--- START OF Source records ---
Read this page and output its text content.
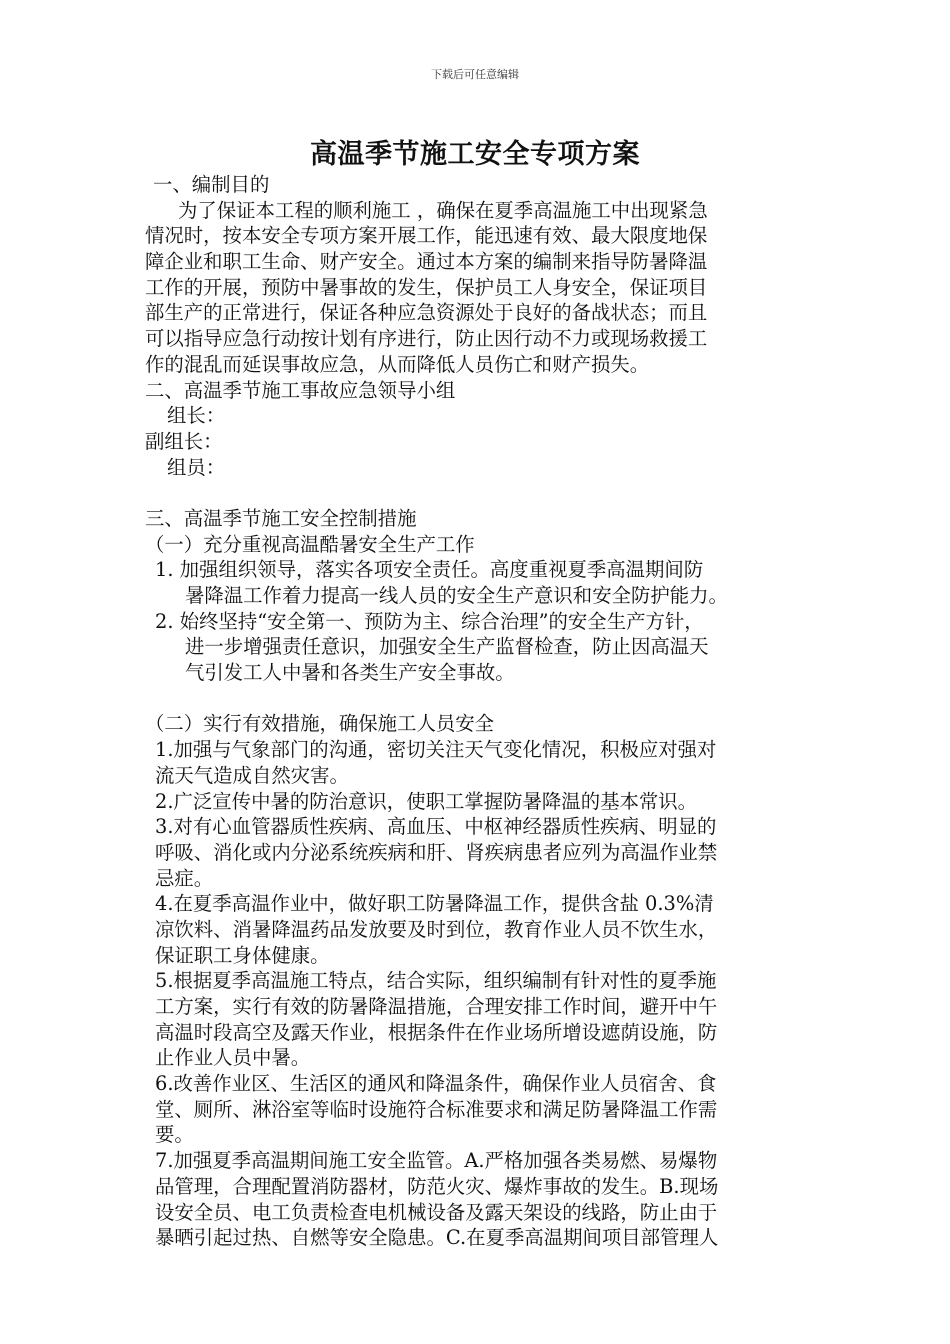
下载后可任意编辑
高温季节施工安全专项方案
一、编制目的
为了保证本工程的顺利施工 ，确保在夏季高温施工中出现紧急
情况时，按本安全专项方案开展工作，能迅速有效、最大限度地保
障企业和职工生命、财产安全。通过本方案的编制来指导防暑降温
工作的开展，预防中暑事故的发生，保护员工人身安全，保证项目
部生产的正常进行，保证各种应急资源处于良好的备战状态；而且
可以指导应急行动按计划有序进行，防止因行动不力或现场救援工
作的混乱而延误事故应急，从而降低人员伤亡和财产损失。
二、高温季节施工事故应急领导小组
组长：
副组长：
组员：
三、高温季节施工安全控制措施
（一）充分重视高温酷暑安全生产工作
1. 加强组织领导，落实各项安全责任。高度重视夏季高温期间防
暑降温工作着力提高一线人员的安全生产意识和安全防护能力。
2. 始终坚持“安全第一、预防为主、综合治理”的安全生产方针，
进一步增强责任意识，加强安全生产监督检查，防止因高温天
气引发工人中暑和各类生产安全事故。
（二）实行有效措施，确保施工人员安全
1.加强与气象部门的沟通，密切关注天气变化情况，积极应对强对
流天气造成自然灾害。
2.广泛宣传中暑的防治意识，使职工掌握防暑降温的基本常识。
3.对有心血管器质性疾病、高血压、中枢神经器质性疾病、明显的
呼吸、消化或内分泌系统疾病和肝、肾疾病患者应列为高温作业禁
忌症。
4.在夏季高温作业中，做好职工防暑降温工作，提供含盐 0.3%清
凉饮料、消暑降温药品发放要及时到位，教育作业人员不饮生水，
保证职工身体健康。
5.根据夏季高温施工特点，结合实际，组织编制有针对性的夏季施
工方案，实行有效的防暑降温措施，合理安排工作时间，避开中午
高温时段高空及露天作业，根据条件在作业场所增设遮荫设施，防
止作业人员中暑。
6.改善作业区、生活区的通风和降温条件，确保作业人员宿舍、食
堂、厕所、淋浴室等临时设施符合标准要求和满足防暑降温工作需
要。
7.加强夏季高温期间施工安全监管。A.严格加强各类易燃、易爆物
品管理，合理配置消防器材，防范火灾、爆炸事故的发生。B.现场
设安全员、电工负责检查电机械设备及露天架设的线路，防止由于
暴晒引起过热、自燃等安全隐患。C.在夏季高温期间项目部管理人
--- END OF Source records ---
Directive
The material above must be printed exactly, with its pictures left out.

Finished exercise
Read this page and output its text content.
下载后可任意编辑
高温季节施工安全专项方案
一、编制目的
为了保证本工程的顺利施工 ，确保在夏季高温施工中出现紧急
情况时，按本安全专项方案开展工作，能迅速有效、最大限度地保
障企业和职工生命、财产安全。通过本方案的编制来指导防暑降温
工作的开展，预防中暑事故的发生，保护员工人身安全，保证项目
部生产的正常进行，保证各种应急资源处于良好的备战状态；而且
可以指导应急行动按计划有序进行，防止因行动不力或现场救援工
作的混乱而延误事故应急，从而降低人员伤亡和财产损失。
二、高温季节施工事故应急领导小组
组长：
副组长：
组员：
三、高温季节施工安全控制措施
（一）充分重视高温酷暑安全生产工作
1. 加强组织领导，落实各项安全责任。高度重视夏季高温期间防
暑降温工作着力提高一线人员的安全生产意识和安全防护能力。
2. 始终坚持“安全第一、预防为主、综合治理”的安全生产方针，
进一步增强责任意识，加强安全生产监督检查，防止因高温天
气引发工人中暑和各类生产安全事故。
（二）实行有效措施，确保施工人员安全
1.加强与气象部门的沟通，密切关注天气变化情况，积极应对强对
流天气造成自然灾害。
2.广泛宣传中暑的防治意识，使职工掌握防暑降温的基本常识。
3.对有心血管器质性疾病、高血压、中枢神经器质性疾病、明显的
呼吸、消化或内分泌系统疾病和肝、肾疾病患者应列为高温作业禁
忌症。
4.在夏季高温作业中，做好职工防暑降温工作，提供含盐 0.3%清
凉饮料、消暑降温药品发放要及时到位，教育作业人员不饮生水，
保证职工身体健康。
5.根据夏季高温施工特点，结合实际，组织编制有针对性的夏季施
工方案，实行有效的防暑降温措施，合理安排工作时间，避开中午
高温时段高空及露天作业，根据条件在作业场所增设遮荫设施，防
止作业人员中暑。
6.改善作业区、生活区的通风和降温条件，确保作业人员宿舍、食
堂、厕所、淋浴室等临时设施符合标准要求和满足防暑降温工作需
要。
7.加强夏季高温期间施工安全监管。A.严格加强各类易燃、易爆物
品管理，合理配置消防器材，防范火灾、爆炸事故的发生。B.现场
设安全员、电工负责检查电机械设备及露天架设的线路，防止由于
暴晒引起过热、自燃等安全隐患。C.在夏季高温期间项目部管理人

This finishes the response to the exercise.